Task brief: Write out precisely the lines beginning with the line that contains "Output a JSON" and ending with the last line of the entries, and no other lines.
::: Record set
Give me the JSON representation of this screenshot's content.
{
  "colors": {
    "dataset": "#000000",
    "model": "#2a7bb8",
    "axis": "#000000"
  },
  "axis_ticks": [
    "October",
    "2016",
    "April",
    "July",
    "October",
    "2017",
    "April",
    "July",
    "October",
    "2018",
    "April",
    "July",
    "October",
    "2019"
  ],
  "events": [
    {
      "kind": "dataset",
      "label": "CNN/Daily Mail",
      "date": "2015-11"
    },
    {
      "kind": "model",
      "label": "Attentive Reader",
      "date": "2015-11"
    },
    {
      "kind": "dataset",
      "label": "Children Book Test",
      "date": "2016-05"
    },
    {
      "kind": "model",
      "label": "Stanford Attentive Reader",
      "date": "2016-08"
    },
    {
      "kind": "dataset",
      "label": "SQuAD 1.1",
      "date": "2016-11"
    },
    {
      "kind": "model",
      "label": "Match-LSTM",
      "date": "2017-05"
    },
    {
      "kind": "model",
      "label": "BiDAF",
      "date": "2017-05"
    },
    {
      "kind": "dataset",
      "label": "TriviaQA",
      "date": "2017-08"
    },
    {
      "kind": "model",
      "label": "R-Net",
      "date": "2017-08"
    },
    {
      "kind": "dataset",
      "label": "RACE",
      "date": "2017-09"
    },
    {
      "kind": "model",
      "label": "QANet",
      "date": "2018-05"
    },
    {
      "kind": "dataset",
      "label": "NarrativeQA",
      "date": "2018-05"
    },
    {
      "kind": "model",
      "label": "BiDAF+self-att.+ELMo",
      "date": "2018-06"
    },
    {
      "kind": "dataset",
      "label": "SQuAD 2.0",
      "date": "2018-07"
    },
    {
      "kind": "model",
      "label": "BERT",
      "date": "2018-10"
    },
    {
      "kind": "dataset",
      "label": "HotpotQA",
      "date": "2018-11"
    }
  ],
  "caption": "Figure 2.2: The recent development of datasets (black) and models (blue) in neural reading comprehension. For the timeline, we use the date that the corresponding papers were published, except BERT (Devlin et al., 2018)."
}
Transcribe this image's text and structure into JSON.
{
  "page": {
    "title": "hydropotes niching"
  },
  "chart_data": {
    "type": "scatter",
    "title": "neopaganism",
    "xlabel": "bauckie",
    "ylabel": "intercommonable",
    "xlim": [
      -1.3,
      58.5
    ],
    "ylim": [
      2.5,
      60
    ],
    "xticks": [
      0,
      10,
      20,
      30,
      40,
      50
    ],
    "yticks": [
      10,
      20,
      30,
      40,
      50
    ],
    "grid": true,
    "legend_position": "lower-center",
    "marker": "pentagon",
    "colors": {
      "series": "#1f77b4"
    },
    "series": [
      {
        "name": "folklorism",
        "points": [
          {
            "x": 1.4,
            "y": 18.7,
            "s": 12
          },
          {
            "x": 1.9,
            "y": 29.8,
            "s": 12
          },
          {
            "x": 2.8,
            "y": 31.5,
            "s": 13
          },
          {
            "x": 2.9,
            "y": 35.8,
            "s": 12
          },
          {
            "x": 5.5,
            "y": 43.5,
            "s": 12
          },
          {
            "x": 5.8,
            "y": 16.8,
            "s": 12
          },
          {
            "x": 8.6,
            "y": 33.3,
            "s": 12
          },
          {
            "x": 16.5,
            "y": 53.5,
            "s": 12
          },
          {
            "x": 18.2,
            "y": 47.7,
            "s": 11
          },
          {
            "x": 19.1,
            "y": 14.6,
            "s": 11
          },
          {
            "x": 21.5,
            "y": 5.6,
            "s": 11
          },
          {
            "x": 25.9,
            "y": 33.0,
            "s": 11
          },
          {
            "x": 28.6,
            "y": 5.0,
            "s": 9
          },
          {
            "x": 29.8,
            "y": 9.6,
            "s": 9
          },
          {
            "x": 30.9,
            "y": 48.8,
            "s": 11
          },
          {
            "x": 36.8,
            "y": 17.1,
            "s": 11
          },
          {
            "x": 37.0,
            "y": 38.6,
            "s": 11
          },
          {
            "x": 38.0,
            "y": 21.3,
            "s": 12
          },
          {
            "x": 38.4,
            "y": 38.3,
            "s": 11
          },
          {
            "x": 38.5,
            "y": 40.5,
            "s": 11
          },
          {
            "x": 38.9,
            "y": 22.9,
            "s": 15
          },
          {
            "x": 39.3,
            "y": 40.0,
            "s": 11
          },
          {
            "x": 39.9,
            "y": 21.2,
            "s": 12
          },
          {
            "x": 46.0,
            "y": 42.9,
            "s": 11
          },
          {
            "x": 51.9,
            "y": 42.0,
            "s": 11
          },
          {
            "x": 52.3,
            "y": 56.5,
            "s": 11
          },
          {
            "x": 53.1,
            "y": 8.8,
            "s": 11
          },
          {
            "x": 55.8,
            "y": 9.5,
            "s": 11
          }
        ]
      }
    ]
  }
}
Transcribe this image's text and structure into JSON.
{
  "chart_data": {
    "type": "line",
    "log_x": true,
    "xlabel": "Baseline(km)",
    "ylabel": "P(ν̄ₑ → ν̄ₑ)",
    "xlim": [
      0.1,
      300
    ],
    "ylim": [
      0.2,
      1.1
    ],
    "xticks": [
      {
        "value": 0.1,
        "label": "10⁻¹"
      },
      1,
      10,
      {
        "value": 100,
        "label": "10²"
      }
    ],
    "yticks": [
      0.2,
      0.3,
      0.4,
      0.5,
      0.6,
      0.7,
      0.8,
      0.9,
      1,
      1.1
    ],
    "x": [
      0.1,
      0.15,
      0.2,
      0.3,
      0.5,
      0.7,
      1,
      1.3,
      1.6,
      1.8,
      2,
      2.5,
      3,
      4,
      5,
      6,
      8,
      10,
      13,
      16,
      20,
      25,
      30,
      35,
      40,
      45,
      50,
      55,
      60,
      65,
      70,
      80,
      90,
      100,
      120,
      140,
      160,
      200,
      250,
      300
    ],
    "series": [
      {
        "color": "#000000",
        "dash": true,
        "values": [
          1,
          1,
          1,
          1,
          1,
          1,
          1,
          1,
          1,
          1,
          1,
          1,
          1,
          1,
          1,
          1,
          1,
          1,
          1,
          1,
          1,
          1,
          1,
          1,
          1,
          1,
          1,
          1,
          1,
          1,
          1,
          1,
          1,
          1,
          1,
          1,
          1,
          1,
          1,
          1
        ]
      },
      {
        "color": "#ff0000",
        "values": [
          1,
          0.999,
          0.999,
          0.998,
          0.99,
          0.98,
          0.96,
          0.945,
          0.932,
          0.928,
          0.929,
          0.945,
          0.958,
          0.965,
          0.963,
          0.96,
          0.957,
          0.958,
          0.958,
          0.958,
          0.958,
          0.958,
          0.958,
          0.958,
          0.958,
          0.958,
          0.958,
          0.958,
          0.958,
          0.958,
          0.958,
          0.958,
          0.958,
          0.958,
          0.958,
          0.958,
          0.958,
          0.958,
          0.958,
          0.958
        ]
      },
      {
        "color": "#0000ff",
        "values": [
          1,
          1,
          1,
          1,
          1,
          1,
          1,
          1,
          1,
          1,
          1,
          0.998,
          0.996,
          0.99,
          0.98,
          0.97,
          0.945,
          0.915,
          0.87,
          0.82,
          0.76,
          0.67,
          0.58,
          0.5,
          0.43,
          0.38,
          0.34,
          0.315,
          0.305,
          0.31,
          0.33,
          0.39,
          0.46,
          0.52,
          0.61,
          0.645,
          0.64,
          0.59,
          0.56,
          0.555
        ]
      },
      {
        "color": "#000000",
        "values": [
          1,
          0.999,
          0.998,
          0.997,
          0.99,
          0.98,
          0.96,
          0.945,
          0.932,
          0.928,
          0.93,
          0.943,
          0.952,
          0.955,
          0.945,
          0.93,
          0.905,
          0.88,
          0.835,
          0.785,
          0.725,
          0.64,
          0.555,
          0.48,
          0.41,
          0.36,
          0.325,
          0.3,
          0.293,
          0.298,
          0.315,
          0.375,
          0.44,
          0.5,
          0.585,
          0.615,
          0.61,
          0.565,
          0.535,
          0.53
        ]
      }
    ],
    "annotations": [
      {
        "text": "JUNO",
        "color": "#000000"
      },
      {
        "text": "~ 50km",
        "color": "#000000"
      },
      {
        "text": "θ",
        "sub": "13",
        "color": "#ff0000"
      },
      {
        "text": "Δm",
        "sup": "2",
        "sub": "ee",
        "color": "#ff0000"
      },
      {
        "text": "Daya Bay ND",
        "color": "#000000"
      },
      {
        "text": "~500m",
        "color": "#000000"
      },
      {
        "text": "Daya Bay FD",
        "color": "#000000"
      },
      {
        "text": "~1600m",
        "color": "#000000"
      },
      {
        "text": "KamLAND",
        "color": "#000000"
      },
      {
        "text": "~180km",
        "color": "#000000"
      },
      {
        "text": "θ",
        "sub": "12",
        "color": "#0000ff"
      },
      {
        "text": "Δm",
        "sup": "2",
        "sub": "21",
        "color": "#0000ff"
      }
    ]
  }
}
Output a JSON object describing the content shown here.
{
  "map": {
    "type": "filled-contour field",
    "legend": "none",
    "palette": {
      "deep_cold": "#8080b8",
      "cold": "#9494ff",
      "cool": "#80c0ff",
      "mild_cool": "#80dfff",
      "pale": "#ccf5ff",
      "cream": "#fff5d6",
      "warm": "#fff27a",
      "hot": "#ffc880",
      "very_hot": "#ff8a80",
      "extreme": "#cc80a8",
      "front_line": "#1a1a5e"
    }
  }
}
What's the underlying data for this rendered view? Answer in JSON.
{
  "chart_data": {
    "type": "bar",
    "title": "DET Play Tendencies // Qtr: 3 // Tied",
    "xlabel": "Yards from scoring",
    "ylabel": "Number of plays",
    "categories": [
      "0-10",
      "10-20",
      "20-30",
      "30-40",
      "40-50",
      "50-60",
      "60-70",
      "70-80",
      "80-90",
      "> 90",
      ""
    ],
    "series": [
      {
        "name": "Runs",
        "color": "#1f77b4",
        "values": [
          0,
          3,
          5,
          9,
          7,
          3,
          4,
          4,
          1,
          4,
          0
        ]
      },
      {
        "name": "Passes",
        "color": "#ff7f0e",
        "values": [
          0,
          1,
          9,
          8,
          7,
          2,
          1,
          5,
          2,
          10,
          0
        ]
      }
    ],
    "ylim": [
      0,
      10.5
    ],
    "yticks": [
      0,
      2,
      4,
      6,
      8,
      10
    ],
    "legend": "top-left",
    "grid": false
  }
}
::::::
The reply:
Output a JSON object describing the content shown here.
{
  "map": {
    "type": "filled-contour field",
    "legend": "none",
    "palette": {
      "deep_cold": "#8080b8",
      "cold": "#9494ff",
      "cool": "#80c0ff",
      "mild_cool": "#80dfff",
      "pale": "#ccf5ff",
      "cream": "#fff5d6",
      "warm": "#fff27a",
      "hot": "#ffc880",
      "very_hot": "#ff8a80",
      "extreme": "#cc80a8",
      "front_line": "#1a1a5e"
    }
  }
}
What's the underlying data for this rendered view? Answer in JSON.
{
  "chart_data": {
    "type": "bar",
    "title": "DET Play Tendencies // Qtr: 3 // Tied",
    "xlabel": "Yards from scoring",
    "ylabel": "Number of plays",
    "categories": [
      "0-10",
      "10-20",
      "20-30",
      "30-40",
      "40-50",
      "50-60",
      "60-70",
      "70-80",
      "80-90",
      "> 90",
      ""
    ],
    "series": [
      {
        "name": "Runs",
        "color": "#1f77b4",
        "values": [
          0,
          3,
          5,
          9,
          7,
          3,
          4,
          4,
          1,
          4,
          0
        ]
      },
      {
        "name": "Passes",
        "color": "#ff7f0e",
        "values": [
          0,
          1,
          9,
          8,
          7,
          2,
          1,
          5,
          2,
          10,
          0
        ]
      }
    ],
    "ylim": [
      0,
      10.5
    ],
    "yticks": [
      0,
      2,
      4,
      6,
      8,
      10
    ],
    "legend": "top-left",
    "grid": false
  }
}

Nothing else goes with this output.